◆ **Task prompt**:
Where a line holds the string "бюджета", return that line.

◆ **Dataset**:
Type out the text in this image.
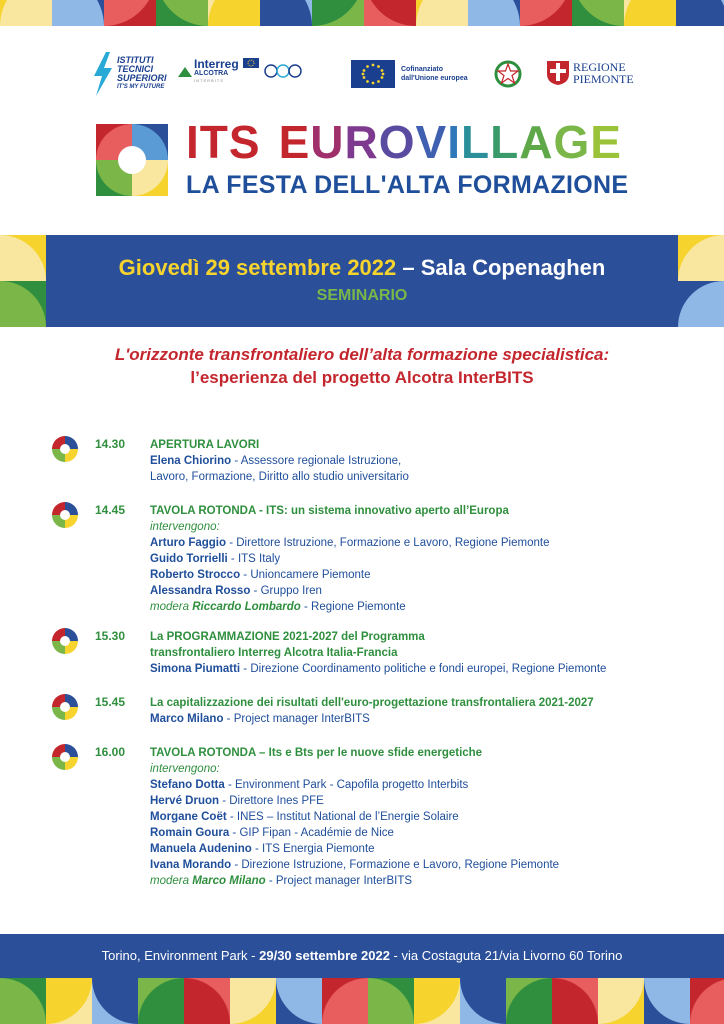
ISTITUTI
TECNICI
SUPERIORI
IT'S MY FUTURE
Interreg
ALCOTRA
INTERBITS
Cofinanziato
dall'Unione europea
REGIONE
PIEMONTE
ITS EUROVILLAGE
LA FESTA DELL'ALTA FORMAZIONE
Giovedì 29 settembre 2022 – Sala Copenaghen
SEMINARIO
L'orizzonte transfrontaliero dell’alta formazione specialistica:
l’esperienza del progetto Alcotra InterBITS
14.30 APERTURA LAVORI
Elena Chiorino - Assessore regionale Istruzione,
Lavoro, Formazione, Diritto allo studio universitario
14.45 TAVOLA ROTONDA - ITS: un sistema innovativo aperto all’Europa
intervengono:
Arturo Faggio - Direttore Istruzione, Formazione e Lavoro, Regione Piemonte
Guido Torrielli - ITS Italy
Roberto Strocco - Unioncamere Piemonte
Alessandra Rosso - Gruppo Iren
modera Riccardo Lombardo - Regione Piemonte
15.30 La PROGRAMMAZIONE 2021-2027 del Programma
transfrontaliero Interreg Alcotra Italia-Francia
Simona Piumatti - Direzione Coordinamento politiche e fondi europei, Regione Piemonte
15.45 La capitalizzazione dei risultati dell'euro-progettazione transfrontaliera 2021-2027
Marco Milano - Project manager InterBITS
16.00 TAVOLA ROTONDA – Its e Bts per le nuove sfide energetiche
intervengono:
Stefano Dotta - Environment Park - Capofila progetto Interbits
Hervé Druon - Direttore Ines PFE
Morgane Coët - INES – Institut National de l’Energie Solaire
Romain Goura - GIP Fipan - Académie de Nice
Manuela Audenino - ITS Energia Piemonte
Ivana Morando - Direzione Istruzione, Formazione e Lavoro, Regione Piemonte
modera Marco Milano - Project manager InterBITS
Torino, Environment Park - 29/30 settembre 2022 - via Costaguta 21/via Livorno 60 Torino
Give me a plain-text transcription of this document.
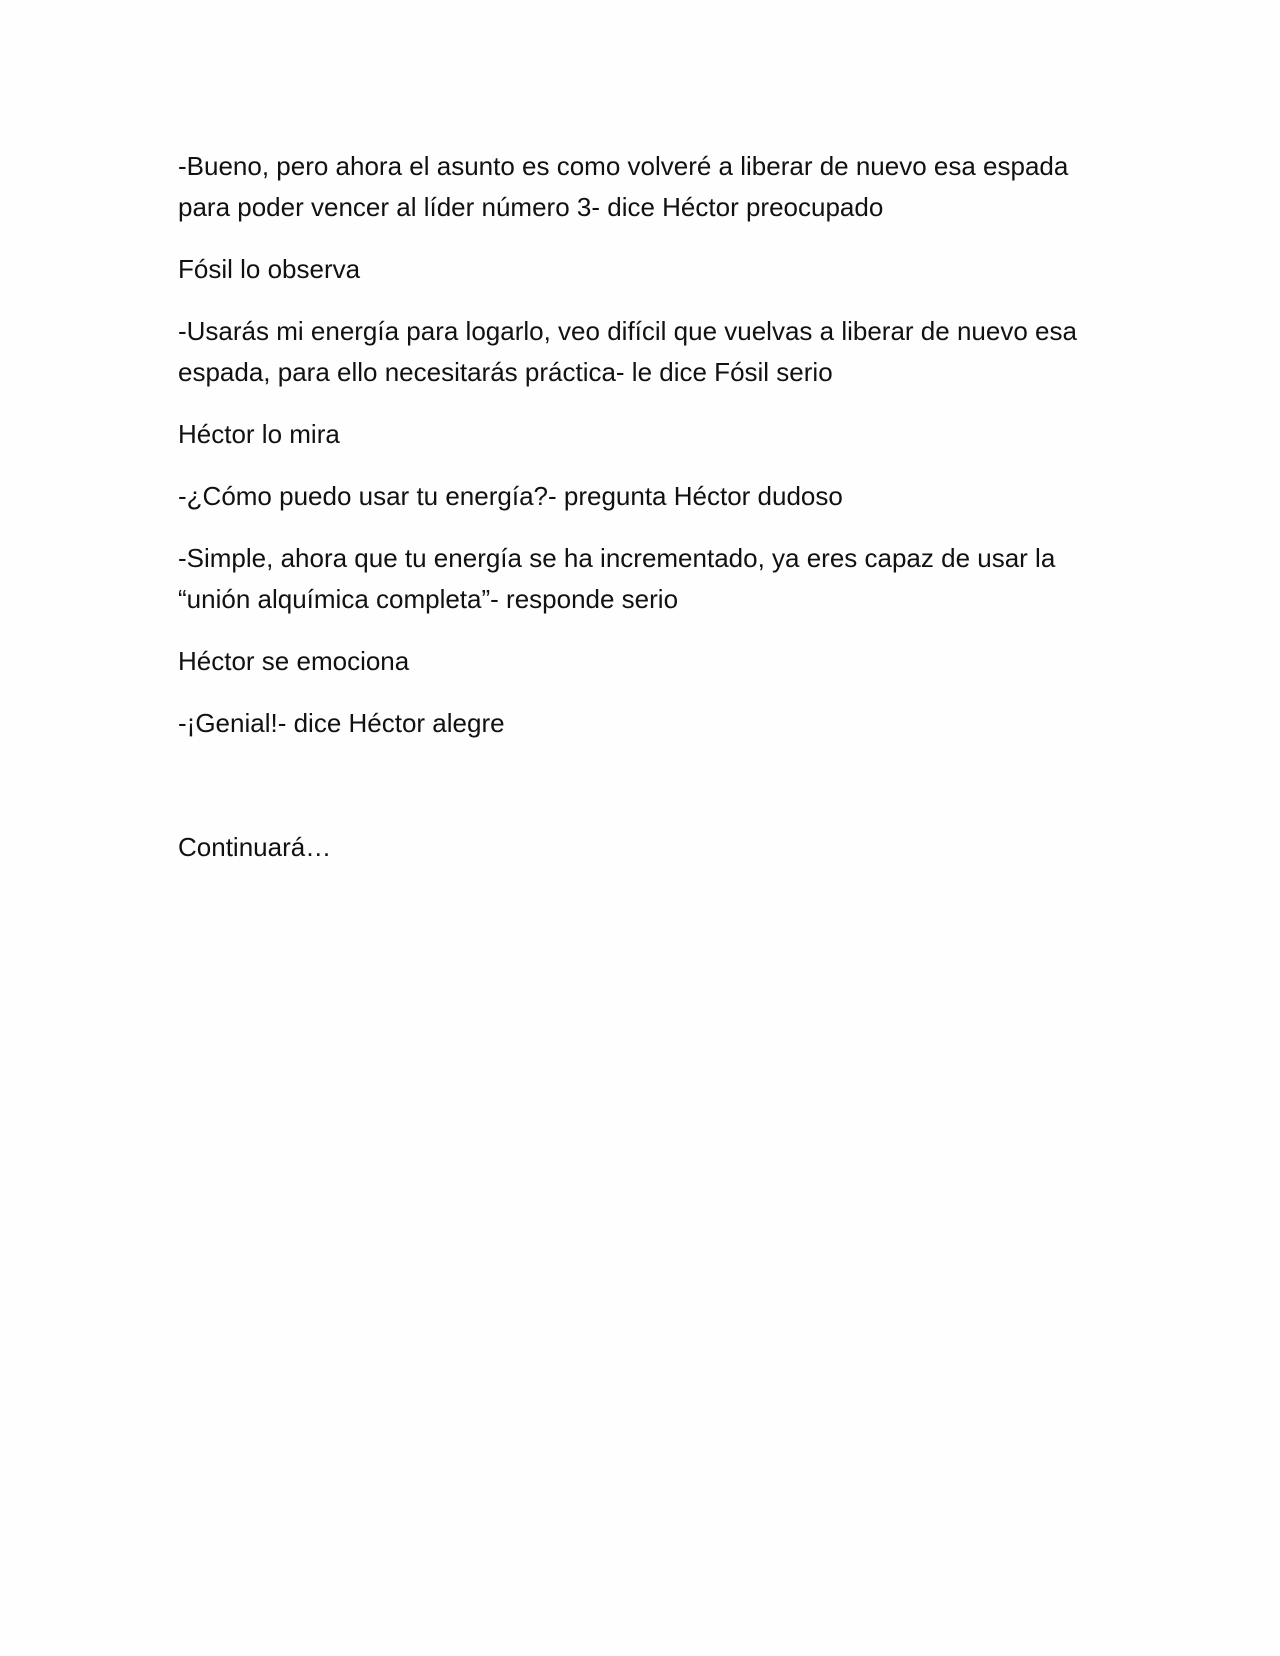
-Bueno, pero ahora el asunto es como volveré a liberar de nuevo esa espada para poder vencer al líder número 3- dice Héctor preocupado

Fósil lo observa

-Usarás mi energía para logarlo, veo difícil que vuelvas a liberar de nuevo esa espada, para ello necesitarás práctica- le dice Fósil serio

Héctor lo mira

-¿Cómo puedo usar tu energía?- pregunta Héctor dudoso

-Simple, ahora que tu energía se ha incrementado, ya eres capaz de usar la “unión alquímica completa”- responde serio

Héctor se emociona

-¡Genial!- dice Héctor alegre

Continuará…
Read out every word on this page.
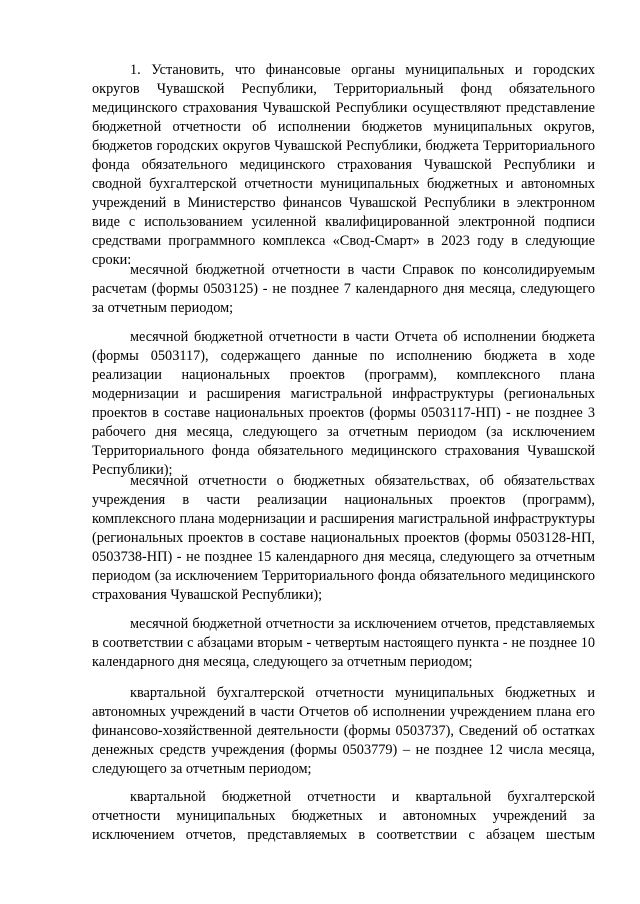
1. Установить, что финансовые органы муниципальных и городских округов Чувашской Республики, Территориальный фонд обязательного медицинского страхования Чувашской Республики осуществляют представление бюджетной отчетности об исполнении бюджетов муниципальных округов, бюджетов городских округов Чувашской Республики, бюджета Территориального фонда обязательного медицинского страхования Чувашской Республики и сводной бухгалтерской отчетности муниципальных бюджетных и автономных учреждений в Министерство финансов Чувашской Республики в электронном виде с использованием усиленной квалифицированной электронной подписи средствами программного комплекса «Свод-Смарт» в 2023 году в следующие сроки:

месячной бюджетной отчетности в части Справок по консолидируемым расчетам (формы 0503125) - не позднее 7 календарного дня месяца, следующего за отчетным периодом;

месячной бюджетной отчетности в части Отчета об исполнении бюджета (формы 0503117), содержащего данные по исполнению бюджета в ходе реализации национальных проектов (программ), комплексного плана модернизации и расширения магистральной инфраструктуры (региональных проектов в составе национальных проектов (формы 0503117-НП) - не позднее 3 рабочего дня месяца, следующего за отчетным периодом (за исключением Территориального фонда обязательного медицинского страхования Чувашской Республики);

месячной отчетности о бюджетных обязательствах, об обязательствах учреждения в части реализации национальных проектов (программ), комплексного плана модернизации и расширения магистральной инфраструктуры (региональных проектов в составе национальных проектов (формы 0503128-НП, 0503738-НП) - не позднее 15 календарного дня месяца, следующего за отчетным периодом (за исключением Территориального фонда обязательного медицинского страхования Чувашской Республики);

месячной бюджетной отчетности за исключением отчетов, представляемых в соответствии с абзацами вторым - четвертым настоящего пункта - не позднее 10 календарного дня месяца, следующего за отчетным периодом;

квартальной бухгалтерской отчетности муниципальных бюджетных и автономных учреждений в части Отчетов об исполнении учреждением плана его финансово-хозяйственной деятельности (формы 0503737), Сведений об остатках денежных средств учреждения (формы 0503779) – не позднее 12 числа месяца, следующего за отчетным периодом;

квартальной бюджетной отчетности и квартальной бухгалтерской
отчетности муниципальных бюджетных и автономных учреждений за
исключением отчетов, представляемых в соответствии с абзацем шестым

◆ **Response to the exercise**:
1. Установить, что финансовые органы муниципальных и городских округов Чувашской Республики, Территориальный фонд обязательного медицинского страхования Чувашской Республики осуществляют представление бюджетной отчетности об исполнении бюджетов муниципальных округов, бюджетов городских округов Чувашской Республики, бюджета Территориального фонда обязательного медицинского страхования Чувашской Республики и сводной бухгалтерской отчетности муниципальных бюджетных и автономных учреждений в Министерство финансов Чувашской Республики в электронном виде с использованием усиленной квалифицированной электронной подписи средствами программного комплекса «Свод-Смарт» в 2023 году в следующие сроки:
месячной бюджетной отчетности в части Отчета об исполнении бюджета (формы 0503117), содержащего данные по исполнению бюджета в ходе реализации национальных проектов (программ), комплексного плана модернизации и расширения магистральной инфраструктуры (региональных проектов в составе национальных проектов (формы 0503117-НП) - не позднее 3 рабочего дня месяца, следующего за отчетным периодом (за исключением Территориального фонда обязательного медицинского страхования Чувашской Республики);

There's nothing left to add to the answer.